* _Written instruction_: Copy all of the material word for word, except for the pictures.

== Data for this exercise ==

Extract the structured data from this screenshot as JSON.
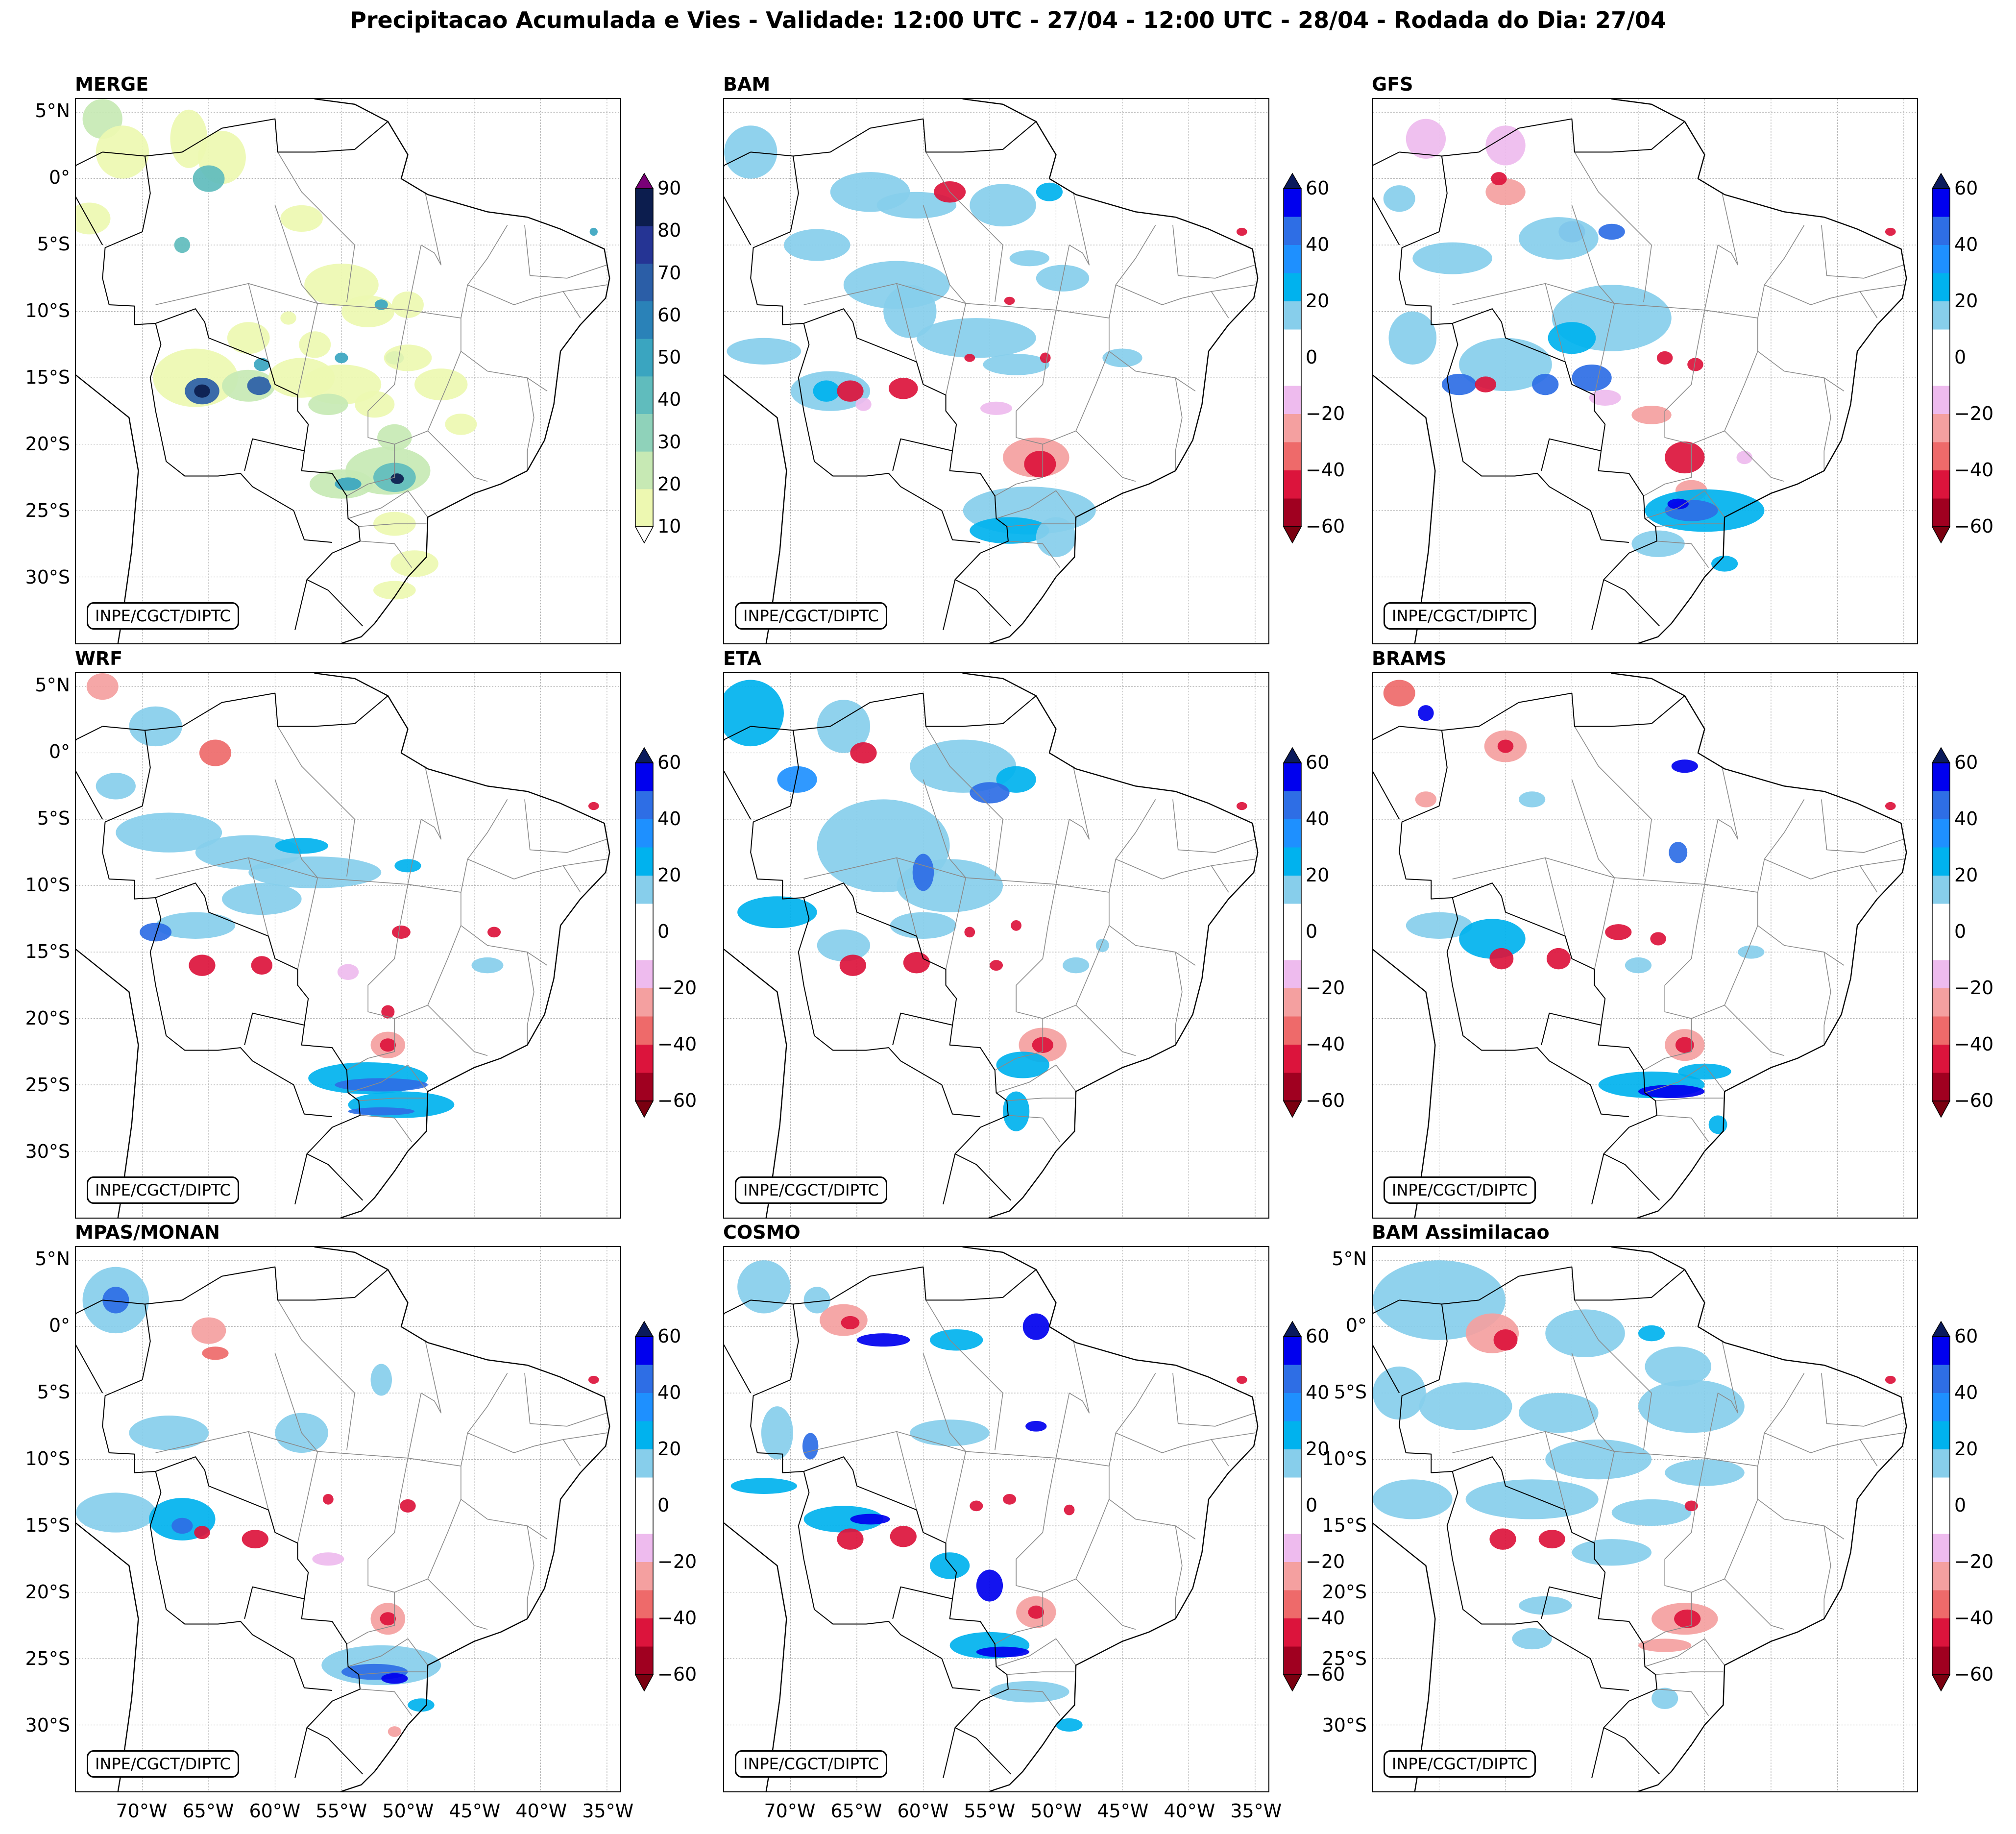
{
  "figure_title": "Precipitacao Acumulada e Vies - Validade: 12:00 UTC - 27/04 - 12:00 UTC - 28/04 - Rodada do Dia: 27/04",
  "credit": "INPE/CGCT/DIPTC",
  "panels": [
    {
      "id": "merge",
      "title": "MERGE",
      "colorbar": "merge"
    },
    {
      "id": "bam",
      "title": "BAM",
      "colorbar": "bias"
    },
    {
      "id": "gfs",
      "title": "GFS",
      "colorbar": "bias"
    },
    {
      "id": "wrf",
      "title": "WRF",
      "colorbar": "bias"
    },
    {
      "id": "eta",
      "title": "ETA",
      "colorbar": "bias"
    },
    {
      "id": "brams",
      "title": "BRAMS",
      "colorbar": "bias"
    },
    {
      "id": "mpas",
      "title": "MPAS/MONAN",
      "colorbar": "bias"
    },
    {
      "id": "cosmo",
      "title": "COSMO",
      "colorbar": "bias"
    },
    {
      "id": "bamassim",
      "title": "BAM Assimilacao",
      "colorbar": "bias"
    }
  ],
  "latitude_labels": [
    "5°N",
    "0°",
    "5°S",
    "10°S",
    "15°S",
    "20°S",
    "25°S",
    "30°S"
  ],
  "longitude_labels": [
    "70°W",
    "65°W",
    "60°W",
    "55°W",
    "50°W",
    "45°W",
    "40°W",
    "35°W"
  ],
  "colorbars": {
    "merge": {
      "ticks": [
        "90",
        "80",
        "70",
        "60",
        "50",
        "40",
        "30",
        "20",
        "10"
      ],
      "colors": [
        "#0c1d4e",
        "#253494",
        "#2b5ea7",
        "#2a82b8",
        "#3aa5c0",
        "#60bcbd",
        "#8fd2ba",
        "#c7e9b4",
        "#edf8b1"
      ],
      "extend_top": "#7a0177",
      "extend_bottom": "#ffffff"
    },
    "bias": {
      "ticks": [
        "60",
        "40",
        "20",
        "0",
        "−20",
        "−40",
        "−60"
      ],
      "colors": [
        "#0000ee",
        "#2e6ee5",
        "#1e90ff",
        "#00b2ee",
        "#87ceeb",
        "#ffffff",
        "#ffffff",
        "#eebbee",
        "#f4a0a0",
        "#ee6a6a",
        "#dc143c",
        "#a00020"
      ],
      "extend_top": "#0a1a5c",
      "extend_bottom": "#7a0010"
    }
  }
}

===

* _The completed task_:
Extract the structured data from this screenshot as JSON.
{
  "figure_title": "Precipitacao Acumulada e Vies - Validade: 12:00 UTC - 27/04 - 12:00 UTC - 28/04 - Rodada do Dia: 27/04",
  "credit": "INPE/CGCT/DIPTC",
  "panels": [
    {
      "id": "merge",
      "title": "MERGE",
      "colorbar": "merge"
    },
    {
      "id": "bam",
      "title": "BAM",
      "colorbar": "bias"
    },
    {
      "id": "gfs",
      "title": "GFS",
      "colorbar": "bias"
    },
    {
      "id": "wrf",
      "title": "WRF",
      "colorbar": "bias"
    },
    {
      "id": "eta",
      "title": "ETA",
      "colorbar": "bias"
    },
    {
      "id": "brams",
      "title": "BRAMS",
      "colorbar": "bias"
    },
    {
      "id": "mpas",
      "title": "MPAS/MONAN",
      "colorbar": "bias"
    },
    {
      "id": "cosmo",
      "title": "COSMO",
      "colorbar": "bias"
    },
    {
      "id": "bamassim",
      "title": "BAM Assimilacao",
      "colorbar": "bias"
    }
  ],
  "latitude_labels": [
    "5°N",
    "0°",
    "5°S",
    "10°S",
    "15°S",
    "20°S",
    "25°S",
    "30°S"
  ],
  "longitude_labels": [
    "70°W",
    "65°W",
    "60°W",
    "55°W",
    "50°W",
    "45°W",
    "40°W",
    "35°W"
  ],
  "colorbars": {
    "merge": {
      "ticks": [
        "90",
        "80",
        "70",
        "60",
        "50",
        "40",
        "30",
        "20",
        "10"
      ],
      "colors": [
        "#0c1d4e",
        "#253494",
        "#2b5ea7",
        "#2a82b8",
        "#3aa5c0",
        "#60bcbd",
        "#8fd2ba",
        "#c7e9b4",
        "#edf8b1"
      ],
      "extend_top": "#7a0177",
      "extend_bottom": "#ffffff"
    },
    "bias": {
      "ticks": [
        "60",
        "40",
        "20",
        "0",
        "−20",
        "−40",
        "−60"
      ],
      "colors": [
        "#0000ee",
        "#2e6ee5",
        "#1e90ff",
        "#00b2ee",
        "#87ceeb",
        "#ffffff",
        "#ffffff",
        "#eebbee",
        "#f4a0a0",
        "#ee6a6a",
        "#dc143c",
        "#a00020"
      ],
      "extend_top": "#0a1a5c",
      "extend_bottom": "#7a0010"
    }
  }
}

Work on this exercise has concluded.